AIM
Replace "elements" with "items" throughout the records below, changing nothing else, and leave the pictures out of your copy.

[Stored data]
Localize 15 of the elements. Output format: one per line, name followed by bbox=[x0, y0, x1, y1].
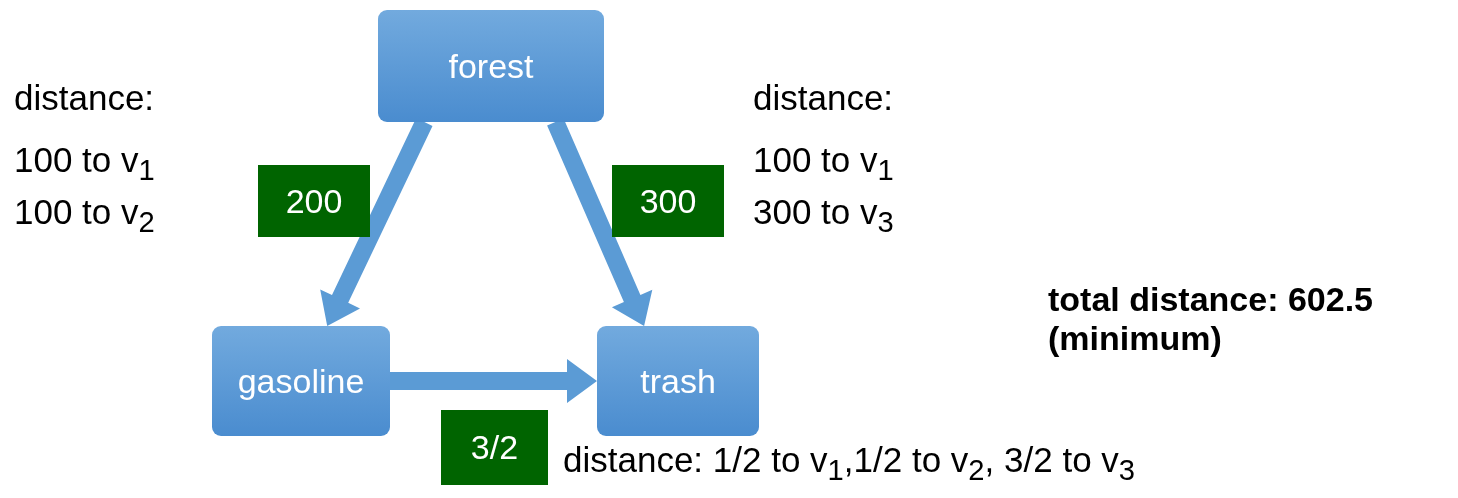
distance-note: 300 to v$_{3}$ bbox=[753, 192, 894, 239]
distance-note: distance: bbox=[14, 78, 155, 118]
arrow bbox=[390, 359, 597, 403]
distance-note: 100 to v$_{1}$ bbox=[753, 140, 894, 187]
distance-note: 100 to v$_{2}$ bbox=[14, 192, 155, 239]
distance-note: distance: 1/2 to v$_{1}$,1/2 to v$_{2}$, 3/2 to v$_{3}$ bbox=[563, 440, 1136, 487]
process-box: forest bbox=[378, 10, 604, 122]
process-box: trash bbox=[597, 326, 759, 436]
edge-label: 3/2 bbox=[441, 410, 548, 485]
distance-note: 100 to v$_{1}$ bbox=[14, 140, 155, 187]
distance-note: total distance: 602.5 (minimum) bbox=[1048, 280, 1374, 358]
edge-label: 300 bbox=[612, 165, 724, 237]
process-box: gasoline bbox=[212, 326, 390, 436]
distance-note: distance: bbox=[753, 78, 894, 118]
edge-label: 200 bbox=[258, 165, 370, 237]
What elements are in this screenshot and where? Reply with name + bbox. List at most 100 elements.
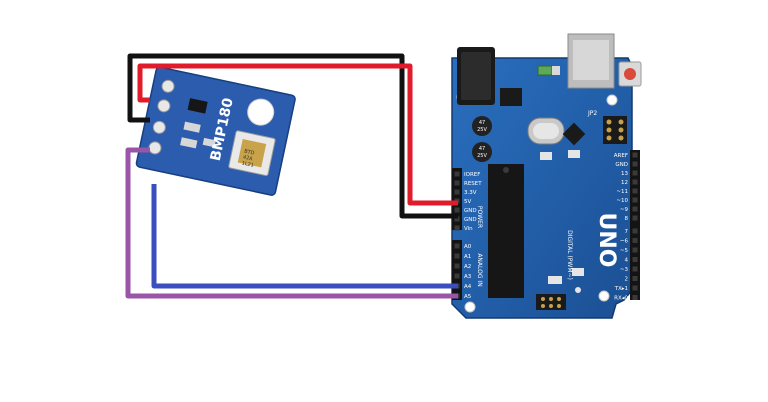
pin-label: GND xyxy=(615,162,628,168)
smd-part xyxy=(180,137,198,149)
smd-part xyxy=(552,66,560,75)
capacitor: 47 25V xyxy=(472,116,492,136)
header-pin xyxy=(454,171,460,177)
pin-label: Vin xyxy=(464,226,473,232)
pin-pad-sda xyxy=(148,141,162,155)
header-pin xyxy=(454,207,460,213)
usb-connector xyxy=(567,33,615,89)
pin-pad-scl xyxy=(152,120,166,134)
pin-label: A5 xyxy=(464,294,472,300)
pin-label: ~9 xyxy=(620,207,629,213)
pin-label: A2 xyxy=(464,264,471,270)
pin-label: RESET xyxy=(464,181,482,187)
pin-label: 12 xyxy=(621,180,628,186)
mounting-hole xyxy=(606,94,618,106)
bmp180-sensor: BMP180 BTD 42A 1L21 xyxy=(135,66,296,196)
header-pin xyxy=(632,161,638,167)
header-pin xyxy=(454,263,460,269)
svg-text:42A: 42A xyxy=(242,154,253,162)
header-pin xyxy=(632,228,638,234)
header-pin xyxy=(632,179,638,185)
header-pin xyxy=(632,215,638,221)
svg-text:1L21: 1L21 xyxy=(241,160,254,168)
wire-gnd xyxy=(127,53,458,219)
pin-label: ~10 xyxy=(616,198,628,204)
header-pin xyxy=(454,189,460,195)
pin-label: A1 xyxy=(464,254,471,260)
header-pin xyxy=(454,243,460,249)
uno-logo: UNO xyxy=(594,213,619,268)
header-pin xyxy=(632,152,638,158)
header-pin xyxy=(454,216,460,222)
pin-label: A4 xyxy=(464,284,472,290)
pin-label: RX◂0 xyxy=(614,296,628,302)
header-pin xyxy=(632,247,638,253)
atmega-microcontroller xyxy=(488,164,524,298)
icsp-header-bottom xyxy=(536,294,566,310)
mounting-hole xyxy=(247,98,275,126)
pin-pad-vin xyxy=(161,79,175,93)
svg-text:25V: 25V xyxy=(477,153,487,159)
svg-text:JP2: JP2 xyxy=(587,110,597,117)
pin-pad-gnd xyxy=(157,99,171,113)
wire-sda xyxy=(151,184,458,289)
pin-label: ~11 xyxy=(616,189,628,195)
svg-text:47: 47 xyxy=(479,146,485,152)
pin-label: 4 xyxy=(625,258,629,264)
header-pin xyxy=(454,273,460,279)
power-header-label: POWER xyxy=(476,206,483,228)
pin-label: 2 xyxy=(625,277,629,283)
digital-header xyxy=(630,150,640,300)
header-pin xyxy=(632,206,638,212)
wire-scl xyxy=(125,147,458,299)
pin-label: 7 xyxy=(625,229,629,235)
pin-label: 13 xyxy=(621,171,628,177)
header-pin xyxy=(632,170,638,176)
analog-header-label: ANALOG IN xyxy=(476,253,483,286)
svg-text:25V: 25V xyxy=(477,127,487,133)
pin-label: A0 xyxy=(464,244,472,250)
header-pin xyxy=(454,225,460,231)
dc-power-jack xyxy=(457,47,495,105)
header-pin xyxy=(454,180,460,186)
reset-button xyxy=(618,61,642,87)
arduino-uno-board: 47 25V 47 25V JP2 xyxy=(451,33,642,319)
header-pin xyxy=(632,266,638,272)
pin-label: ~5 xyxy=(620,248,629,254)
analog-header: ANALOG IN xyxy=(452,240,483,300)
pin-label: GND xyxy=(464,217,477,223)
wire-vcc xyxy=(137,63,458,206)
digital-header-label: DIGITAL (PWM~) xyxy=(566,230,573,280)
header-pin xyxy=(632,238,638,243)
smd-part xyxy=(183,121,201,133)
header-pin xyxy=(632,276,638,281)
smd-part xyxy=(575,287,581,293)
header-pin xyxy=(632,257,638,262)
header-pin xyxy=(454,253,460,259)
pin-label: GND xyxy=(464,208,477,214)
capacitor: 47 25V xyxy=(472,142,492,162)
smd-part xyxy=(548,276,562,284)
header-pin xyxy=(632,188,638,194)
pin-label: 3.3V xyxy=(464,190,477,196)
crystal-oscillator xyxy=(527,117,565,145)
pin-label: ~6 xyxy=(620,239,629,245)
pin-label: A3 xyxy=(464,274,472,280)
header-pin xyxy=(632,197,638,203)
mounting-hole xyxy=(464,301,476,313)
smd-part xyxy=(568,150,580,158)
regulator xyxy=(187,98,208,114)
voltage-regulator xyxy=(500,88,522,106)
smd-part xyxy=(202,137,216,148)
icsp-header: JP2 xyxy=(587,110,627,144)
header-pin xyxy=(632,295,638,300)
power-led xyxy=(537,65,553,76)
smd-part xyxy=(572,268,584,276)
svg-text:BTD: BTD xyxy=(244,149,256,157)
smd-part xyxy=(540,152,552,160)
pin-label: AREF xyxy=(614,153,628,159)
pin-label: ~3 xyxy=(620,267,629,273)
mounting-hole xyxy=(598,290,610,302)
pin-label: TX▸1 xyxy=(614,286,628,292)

EXERCISE RESPONSE
Localize 15 of the items. Output format: one per line, name followed by bbox=[x0, y0, x1, y1].
distance-note: 300 to v$_{3}$ bbox=[753, 192, 894, 239]
distance-note: distance: bbox=[14, 78, 155, 118]
arrow bbox=[390, 359, 597, 403]
distance-note: 100 to v$_{1}$ bbox=[753, 140, 894, 187]
distance-note: 100 to v$_{2}$ bbox=[14, 192, 155, 239]
distance-note: distance: 1/2 to v$_{1}$,1/2 to v$_{2}$, 3/2 to v$_{3}$ bbox=[563, 440, 1136, 487]
process-box: forest bbox=[378, 10, 604, 122]
process-box: trash bbox=[597, 326, 759, 436]
edge-label: 3/2 bbox=[441, 410, 548, 485]
distance-note: 100 to v$_{1}$ bbox=[14, 140, 155, 187]
distance-note: total distance: 602.5 (minimum) bbox=[1048, 280, 1374, 358]
edge-label: 300 bbox=[612, 165, 724, 237]
process-box: gasoline bbox=[212, 326, 390, 436]
distance-note: distance: bbox=[753, 78, 894, 118]
edge-label: 200 bbox=[258, 165, 370, 237]
What items are in this screenshot and where? Reply with name + bbox. List at most 100 items.
pin-label: GND xyxy=(615,162,628,168)
smd-part xyxy=(180,137,198,149)
smd-part xyxy=(552,66,560,75)
capacitor: 47 25V xyxy=(472,116,492,136)
header-pin xyxy=(454,171,460,177)
pin-label: Vin xyxy=(464,226,473,232)
pin-pad-sda xyxy=(148,141,162,155)
header-pin xyxy=(454,207,460,213)
usb-connector xyxy=(567,33,615,89)
pin-pad-scl xyxy=(152,120,166,134)
pin-label: A5 xyxy=(464,294,472,300)
pin-label: ~9 xyxy=(620,207,629,213)
pin-label: A2 xyxy=(464,264,471,270)
pin-label: RESET xyxy=(464,181,482,187)
pin-label: 12 xyxy=(621,180,628,186)
mounting-hole xyxy=(606,94,618,106)
bmp180-sensor: BMP180 BTD 42A 1L21 xyxy=(135,66,296,196)
header-pin xyxy=(632,161,638,167)
header-pin xyxy=(454,263,460,269)
svg-text:42A: 42A xyxy=(242,154,253,162)
header-pin xyxy=(632,228,638,234)
header-pin xyxy=(632,179,638,185)
header-pin xyxy=(632,215,638,221)
svg-text:1L21: 1L21 xyxy=(241,160,254,168)
wire-gnd xyxy=(127,53,458,219)
pin-label: ~10 xyxy=(616,198,628,204)
header-pin xyxy=(454,189,460,195)
pin-label: A1 xyxy=(464,254,471,260)
header-pin xyxy=(454,243,460,249)
uno-logo: UNO xyxy=(594,213,619,268)
header-pin xyxy=(632,152,638,158)
header-pin xyxy=(454,216,460,222)
pin-label: A4 xyxy=(464,284,472,290)
pin-label: RX◂0 xyxy=(614,296,628,302)
header-pin xyxy=(632,247,638,253)
atmega-microcontroller xyxy=(488,164,524,298)
icsp-header-bottom xyxy=(536,294,566,310)
mounting-hole xyxy=(247,98,275,126)
pin-pad-vin xyxy=(161,79,175,93)
svg-text:25V: 25V xyxy=(477,153,487,159)
svg-text:JP2: JP2 xyxy=(587,110,597,117)
pin-pad-gnd xyxy=(157,99,171,113)
wire-sda xyxy=(151,184,458,289)
pin-label: ~11 xyxy=(616,189,628,195)
svg-text:47: 47 xyxy=(479,146,485,152)
pin-label: 4 xyxy=(625,258,629,264)
header-pin xyxy=(454,273,460,279)
power-header-label: POWER xyxy=(476,206,483,228)
pin-label: 2 xyxy=(625,277,629,283)
digital-header xyxy=(630,150,640,300)
header-pin xyxy=(632,206,638,212)
wire-scl xyxy=(125,147,458,299)
pin-label: 7 xyxy=(625,229,629,235)
pin-label: 13 xyxy=(621,171,628,177)
header-pin xyxy=(632,170,638,176)
analog-header-label: ANALOG IN xyxy=(476,253,483,286)
svg-text:25V: 25V xyxy=(477,127,487,133)
pin-label: A0 xyxy=(464,244,472,250)
header-pin xyxy=(454,225,460,231)
dc-power-jack xyxy=(457,47,495,105)
header-pin xyxy=(454,180,460,186)
reset-button xyxy=(618,61,642,87)
arduino-uno-board: 47 25V 47 25V JP2 xyxy=(451,33,642,319)
header-pin xyxy=(632,266,638,272)
pin-label: ~5 xyxy=(620,248,629,254)
analog-header: ANALOG IN xyxy=(452,240,483,300)
pin-label: GND xyxy=(464,217,477,223)
wire-vcc xyxy=(137,63,458,206)
digital-header-label: DIGITAL (PWM~) xyxy=(566,230,573,280)
header-pin xyxy=(632,238,638,243)
smd-part xyxy=(183,121,201,133)
header-pin xyxy=(632,276,638,281)
smd-part xyxy=(575,287,581,293)
header-pin xyxy=(632,257,638,262)
header-pin xyxy=(454,253,460,259)
pin-label: GND xyxy=(464,208,477,214)
capacitor: 47 25V xyxy=(472,142,492,162)
smd-part xyxy=(548,276,562,284)
header-pin xyxy=(632,188,638,194)
pin-label: 3.3V xyxy=(464,190,477,196)
crystal-oscillator xyxy=(527,117,565,145)
pin-label: ~6 xyxy=(620,239,629,245)
pin-label: A3 xyxy=(464,274,472,280)
header-pin xyxy=(632,197,638,203)
mounting-hole xyxy=(464,301,476,313)
smd-part xyxy=(568,150,580,158)
regulator xyxy=(187,98,208,114)
voltage-regulator xyxy=(500,88,522,106)
smd-part xyxy=(202,137,216,148)
icsp-header: JP2 xyxy=(587,110,627,144)
header-pin xyxy=(632,295,638,300)
power-led xyxy=(537,65,553,76)
smd-part xyxy=(572,268,584,276)
svg-text:BTD: BTD xyxy=(244,149,256,157)
smd-part xyxy=(540,152,552,160)
pin-label: AREF xyxy=(614,153,628,159)
pin-label: ~3 xyxy=(620,267,629,273)
mounting-hole xyxy=(598,290,610,302)
pin-label: TX▸1 xyxy=(614,286,628,292)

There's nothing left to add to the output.